THE EXERCISE: Which rows begin at the one containing "sharp-glyph: ♯ [394,187,401,203]" and end with the one containing "sharp-key-icon: ♯ ♯♯ ♯ ♯♯ ♯ [430,180,486,210]"? Quote them word for word, including both of those rows.

GIVEN ENTRIES:
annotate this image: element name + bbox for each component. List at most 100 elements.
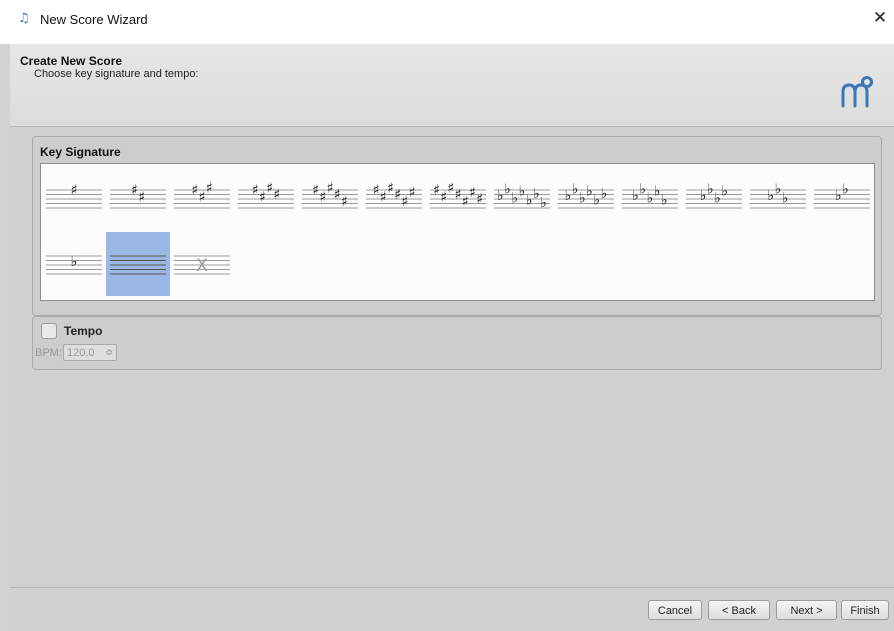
sharp-glyph: ♯ [394,187,401,203]
key-signature-flats-2[interactable]: ♭ ♭ [810,166,874,230]
cancel-button[interactable]: Cancel [648,600,702,620]
flat-glyph: ♭ [533,186,540,202]
sharp-key-icon: ♯ ♯♯ ♯ [238,180,294,209]
flat-glyph: ♭ [519,184,526,200]
sharp-key-icon: ♯ ♯ [110,183,166,209]
flat-glyph: ♭ [565,188,572,204]
tempo-checkbox[interactable] [41,323,57,339]
key-signature-flats-6[interactable]: ♭ ♭ ♭ ♭ ♭ ♭ [554,166,618,230]
sharp-glyph: ♯ [433,183,440,199]
key-signature-sharps-3[interactable]: ♯ ♯ ♯ [170,166,234,230]
key-signature-sharps-6[interactable]: ♯ ♯ ♯ ♯ ♯ ♯ [362,166,426,230]
flat-glyph: ♭ [767,188,774,204]
flat-glyph: ♭ [71,254,78,270]
flat-glyph: ♭ [639,181,646,197]
flat-glyph: ♭ [540,195,547,211]
page-subtitle: Choose key signature and tempo: [34,68,199,80]
key-signature-group: Key Signature ♯ ♯ ♯ ♯ ♯ ♯ ♯ ♯ ♯ ♯ ♯ ♯ ♯ ♯ ♯ ♯ ♯ ♯ ♯ ♯ ♯ ♯ ♯ ♯ ♯ ♯… [32,136,882,316]
sharp-glyph: ♯ [327,180,334,196]
key-signature-sharps-1[interactable]: ♯ [42,166,106,230]
key-signature-sharps-2[interactable]: ♯ ♯ [106,166,170,230]
flat-key-icon: ♭ ♭♭ ♭♭ [622,181,678,209]
tempo-label: Tempo [64,324,103,338]
sharp-glyph: ♯ [455,187,462,203]
flat-glyph: ♭ [504,181,511,197]
flat-key-icon: ♭ ♭♭ ♭ [686,181,742,209]
key-signature-flats-7[interactable]: ♭ ♭ ♭ ♭ ♭ ♭ ♭ [490,166,554,230]
sharp-glyph: ♯ [131,183,138,199]
back-button[interactable]: < Back [708,600,770,620]
key-signature-sharps-5[interactable]: ♯ ♯ ♯ ♯ ♯ [298,166,362,230]
finish-button[interactable]: Finish [841,600,889,620]
flat-glyph: ♭ [707,181,714,197]
key-signature-sharps-7[interactable]: ♯ ♯ ♯ ♯ ♯ ♯ ♯ [426,166,490,230]
flat-glyph: ♭ [714,190,721,206]
flat-glyph: ♭ [654,184,661,200]
sharp-glyph: ♯ [138,189,145,205]
page-title: Create New Score [20,54,123,68]
flat-glyph: ♭ [511,190,518,206]
sharp-key-icon: ♯ ♯♯ ♯ ♯♯ ♯ [430,180,486,210]
key-signature-title: Key Signature [40,145,121,159]
key-signature-sharps-4[interactable]: ♯ ♯ ♯ ♯ [234,166,298,230]
sharp-key-icon: ♯ ♯♯ [174,180,230,209]
close-icon[interactable]: ✕ [872,9,888,27]
flat-glyph: ♭ [842,181,849,197]
key-signature-atonal[interactable]: X [170,232,234,296]
sharp-glyph: ♯ [447,180,454,196]
flat-glyph: ♭ [775,181,782,197]
sharp-glyph: ♯ [191,183,198,199]
bpm-label: BPM: [35,347,62,359]
flat-key-icon: ♭ ♭♭ ♭♭ ♭♭ [494,181,550,211]
flat-glyph: ♭ [497,188,504,204]
sharp-glyph: ♯ [206,180,213,196]
key-signature-flats-5[interactable]: ♭ ♭ ♭ ♭ ♭ [618,166,682,230]
key-signature-flats-4[interactable]: ♭ ♭ ♭ ♭ [682,166,746,230]
flat-key-icon: ♭ ♭ [814,181,870,209]
sharp-key-icon: ♯ ♯♯ ♯ ♯♯ [366,180,422,210]
sharp-glyph: ♯ [409,185,416,201]
sharp-glyph: ♯ [401,194,408,210]
sharp-glyph: ♯ [71,183,78,199]
sharp-glyph: ♯ [476,192,483,208]
flat-key-icon: ♭ ♭♭ ♭♭ ♭ [558,181,614,209]
sharp-glyph: ♯ [259,189,266,205]
key-signature-palette: ♯ ♯ ♯ ♯ ♯ ♯ ♯ ♯ ♯ ♯ ♯ ♯ ♯ ♯ ♯ ♯ ♯ ♯ ♯ ♯ ♯ ♯ ♯ ♯ ♯ ♯ ♯ ♯ ♭ ♭ ♭ ♭ ♭ ♭ ♭ ♭ ♭ ♭ ♭ ♭… [40,163,875,301]
wizard-header: Create New Score Choose key signature an… [10,44,894,127]
sharp-key-icon: ♯ ♯♯ ♯ ♯ [302,180,358,210]
flat-glyph: ♭ [579,190,586,206]
flat-glyph: ♭ [601,186,608,202]
bpm-value: 120.0 [67,347,95,359]
sharp-glyph: ♯ [341,194,348,210]
title-bar: ♫ New Score Wizard ✕ [0,0,894,44]
musescore-logo-icon [841,76,873,108]
key-signature-none[interactable] [106,232,170,296]
flat-glyph: ♭ [647,190,654,206]
sharp-glyph: ♯ [312,183,319,199]
sharp-key-icon: ♯ [46,183,102,209]
sharp-glyph: ♯ [440,189,447,205]
sharp-glyph: ♯ [334,187,341,203]
sharp-glyph: ♯ [462,194,469,210]
no-key-icon [110,255,166,275]
flat-glyph: ♭ [721,184,728,200]
flat-key-icon: ♭ ♭♭ [750,181,806,209]
sharp-glyph: ♯ [273,187,280,203]
flat-glyph: ♭ [632,188,639,204]
musescore-app-icon: ♫ [18,11,30,26]
key-signature-flats-3[interactable]: ♭ ♭ ♭ [746,166,810,230]
flat-glyph: ♭ [661,193,668,209]
wizard-footer: Cancel < Back Next > Finish [10,588,894,631]
flat-glyph: ♭ [526,193,533,209]
tempo-group: Tempo BPM: 120.0 ≎ [32,316,882,370]
flat-glyph: ♭ [593,193,600,209]
next-button[interactable]: Next > [776,600,837,620]
sharp-glyph: ♯ [373,183,380,199]
atonal-key-icon: X [174,255,230,276]
sharp-glyph: ♯ [387,180,394,196]
spin-arrows-icon[interactable]: ≎ [105,345,113,362]
bpm-spinbox[interactable]: 120.0 ≎ [63,344,117,361]
sharp-glyph: ♯ [380,189,387,205]
key-signature-flats-1[interactable]: ♭ [42,232,106,296]
sharp-glyph: ♯ [469,185,476,201]
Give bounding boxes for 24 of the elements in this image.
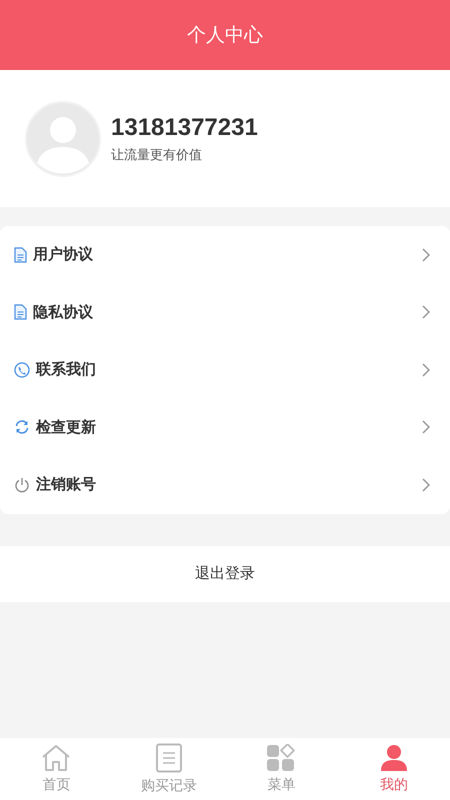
menu-item[interactable]: 联系我们 — [0, 341, 450, 398]
document-icon — [14, 304, 27, 320]
page-title: 个人中心 — [187, 23, 263, 48]
refresh-icon — [14, 419, 30, 436]
menu-item[interactable]: 隐私协议 — [0, 284, 450, 341]
slogan: 让流量更有价值 — [111, 146, 203, 164]
user-icon — [380, 744, 408, 772]
chevron-icon — [422, 248, 430, 262]
menu-item[interactable]: 注销账号 — [0, 456, 450, 514]
tab[interactable]: 我的 — [338, 738, 450, 800]
menu-item[interactable]: 检查更新 — [0, 398, 450, 456]
grid-icon — [267, 744, 296, 772]
chevron-icon — [422, 305, 430, 320]
home-icon — [41, 744, 72, 772]
logout-button[interactable]: 退出登录 — [0, 546, 450, 602]
power-icon — [14, 476, 30, 493]
chevron-icon — [422, 420, 430, 434]
document-icon — [14, 246, 27, 263]
document-icon — [154, 743, 183, 773]
chevron-icon — [422, 362, 430, 377]
chevron-icon — [422, 478, 430, 492]
phone-icon — [14, 362, 30, 378]
menu-item[interactable]: 用户协议 — [0, 226, 450, 284]
phone-number: 13181377231 — [111, 114, 258, 142]
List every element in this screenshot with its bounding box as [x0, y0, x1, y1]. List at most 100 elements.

EXERCISE RESPONSE:
sharp-glyph: ♯ [394,187,401,203]
key-signature-flats-2[interactable]: ♭ ♭ [810,166,874,230]
cancel-button[interactable]: Cancel [648,600,702,620]
flat-glyph: ♭ [533,186,540,202]
sharp-key-icon: ♯ ♯♯ ♯ [238,180,294,209]
flat-glyph: ♭ [519,184,526,200]
sharp-key-icon: ♯ ♯ [110,183,166,209]
flat-glyph: ♭ [565,188,572,204]
tempo-checkbox[interactable] [41,323,57,339]
key-signature-flats-6[interactable]: ♭ ♭ ♭ ♭ ♭ ♭ [554,166,618,230]
sharp-glyph: ♯ [433,183,440,199]
key-signature-sharps-3[interactable]: ♯ ♯ ♯ [170,166,234,230]
key-signature-sharps-6[interactable]: ♯ ♯ ♯ ♯ ♯ ♯ [362,166,426,230]
flat-glyph: ♭ [767,188,774,204]
flat-glyph: ♭ [71,254,78,270]
flat-glyph: ♭ [639,181,646,197]
flat-glyph: ♭ [540,195,547,211]
page-subtitle: Choose key signature and tempo: [34,68,199,80]
key-signature-group: Key Signature ♯ ♯ ♯ ♯ ♯ ♯ ♯ ♯ ♯ ♯ ♯ ♯ ♯ ♯ ♯ ♯ ♯ ♯ ♯ ♯ ♯ ♯ ♯ ♯ ♯ ♯… [32,136,882,316]
sharp-glyph: ♯ [327,180,334,196]
key-signature-sharps-1[interactable]: ♯ [42,166,106,230]
key-signature-sharps-2[interactable]: ♯ ♯ [106,166,170,230]
flat-key-icon: ♭ ♭♭ ♭♭ [622,181,678,209]
tempo-label: Tempo [64,324,103,338]
sharp-glyph: ♯ [455,187,462,203]
flat-glyph: ♭ [504,181,511,197]
flat-key-icon: ♭ ♭♭ ♭ [686,181,742,209]
key-signature-flats-7[interactable]: ♭ ♭ ♭ ♭ ♭ ♭ ♭ [490,166,554,230]
sharp-glyph: ♯ [131,183,138,199]
back-button[interactable]: < Back [708,600,770,620]
key-signature-sharps-5[interactable]: ♯ ♯ ♯ ♯ ♯ [298,166,362,230]
finish-button[interactable]: Finish [841,600,889,620]
flat-glyph: ♭ [707,181,714,197]
key-signature-sharps-7[interactable]: ♯ ♯ ♯ ♯ ♯ ♯ ♯ [426,166,490,230]
flat-glyph: ♭ [714,190,721,206]
flat-glyph: ♭ [654,184,661,200]
sharp-glyph: ♯ [138,189,145,205]
page-title: Create New Score [20,54,123,68]
flat-glyph: ♭ [511,190,518,206]
sharp-key-icon: ♯ ♯♯ ♯ ♯♯ ♯ [430,180,486,210]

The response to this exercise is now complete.